▶ **THE TASK**
Pictures should be excluded; otherwise, copy every entry exactly.

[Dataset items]
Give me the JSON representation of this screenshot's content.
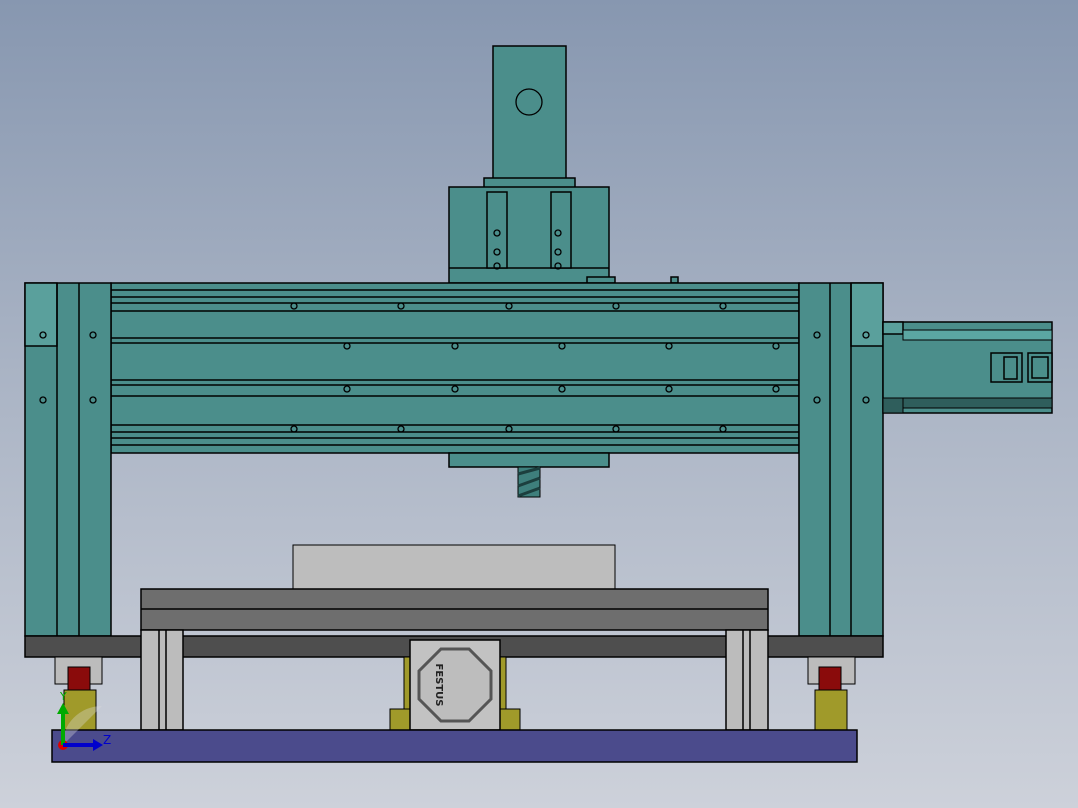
{
  "model": {
    "logo_text": "FESTUS",
    "colors": {
      "frame": "#4b8e8b",
      "base_plate": "#4b4b8c",
      "feet": "#a09a2a",
      "stops": "#8a0b0b",
      "table": "#6e6e6e",
      "workpiece": "#bdbdbd"
    }
  },
  "triad": {
    "y_label": "Y",
    "z_label": "Z"
  }
}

▶ **TASK RESULT**
Give me the JSON representation of this screenshot's content.
{
  "model": {
    "logo_text": "FESTUS",
    "colors": {
      "frame": "#4b8e8b",
      "base_plate": "#4b4b8c",
      "feet": "#a09a2a",
      "stops": "#8a0b0b",
      "table": "#6e6e6e",
      "workpiece": "#bdbdbd"
    }
  },
  "triad": {
    "y_label": "Y",
    "z_label": "Z"
  }
}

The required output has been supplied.